## begin Input for this task
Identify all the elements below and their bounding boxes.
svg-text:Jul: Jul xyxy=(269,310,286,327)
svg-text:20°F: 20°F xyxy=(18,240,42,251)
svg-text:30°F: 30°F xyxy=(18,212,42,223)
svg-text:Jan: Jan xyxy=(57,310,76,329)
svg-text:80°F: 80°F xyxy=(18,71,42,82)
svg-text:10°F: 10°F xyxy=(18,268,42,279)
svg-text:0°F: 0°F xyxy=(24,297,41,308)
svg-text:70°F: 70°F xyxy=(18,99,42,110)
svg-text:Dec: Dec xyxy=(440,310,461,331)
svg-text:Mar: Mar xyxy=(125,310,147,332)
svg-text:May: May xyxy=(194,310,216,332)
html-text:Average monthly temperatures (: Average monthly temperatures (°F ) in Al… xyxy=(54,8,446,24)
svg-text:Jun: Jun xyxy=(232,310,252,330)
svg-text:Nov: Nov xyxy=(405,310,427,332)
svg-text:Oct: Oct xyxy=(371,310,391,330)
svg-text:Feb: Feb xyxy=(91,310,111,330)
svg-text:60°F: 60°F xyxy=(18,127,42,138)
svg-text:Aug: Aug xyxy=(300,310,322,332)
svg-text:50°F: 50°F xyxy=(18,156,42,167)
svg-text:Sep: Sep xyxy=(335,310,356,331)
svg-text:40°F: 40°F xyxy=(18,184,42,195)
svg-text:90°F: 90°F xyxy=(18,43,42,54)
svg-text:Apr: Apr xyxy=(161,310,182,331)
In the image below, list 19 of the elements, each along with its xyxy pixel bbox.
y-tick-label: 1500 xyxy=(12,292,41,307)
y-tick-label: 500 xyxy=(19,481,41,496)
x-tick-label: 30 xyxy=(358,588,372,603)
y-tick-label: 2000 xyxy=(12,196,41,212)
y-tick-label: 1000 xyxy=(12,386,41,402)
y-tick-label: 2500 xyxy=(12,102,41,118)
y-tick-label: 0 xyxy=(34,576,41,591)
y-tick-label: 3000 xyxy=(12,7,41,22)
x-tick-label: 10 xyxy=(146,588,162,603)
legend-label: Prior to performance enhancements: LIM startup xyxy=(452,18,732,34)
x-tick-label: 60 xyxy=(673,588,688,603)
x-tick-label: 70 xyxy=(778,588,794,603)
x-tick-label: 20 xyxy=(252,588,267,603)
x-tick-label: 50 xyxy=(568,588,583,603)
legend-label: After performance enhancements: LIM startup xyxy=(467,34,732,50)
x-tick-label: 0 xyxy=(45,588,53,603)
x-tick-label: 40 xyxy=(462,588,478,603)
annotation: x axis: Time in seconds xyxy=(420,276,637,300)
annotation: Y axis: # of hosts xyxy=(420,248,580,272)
## end Input for this task
## Given exercise
State how many lines of the items contain the string "axis", with case counting, and give only the number.

## Solution for this exercise
2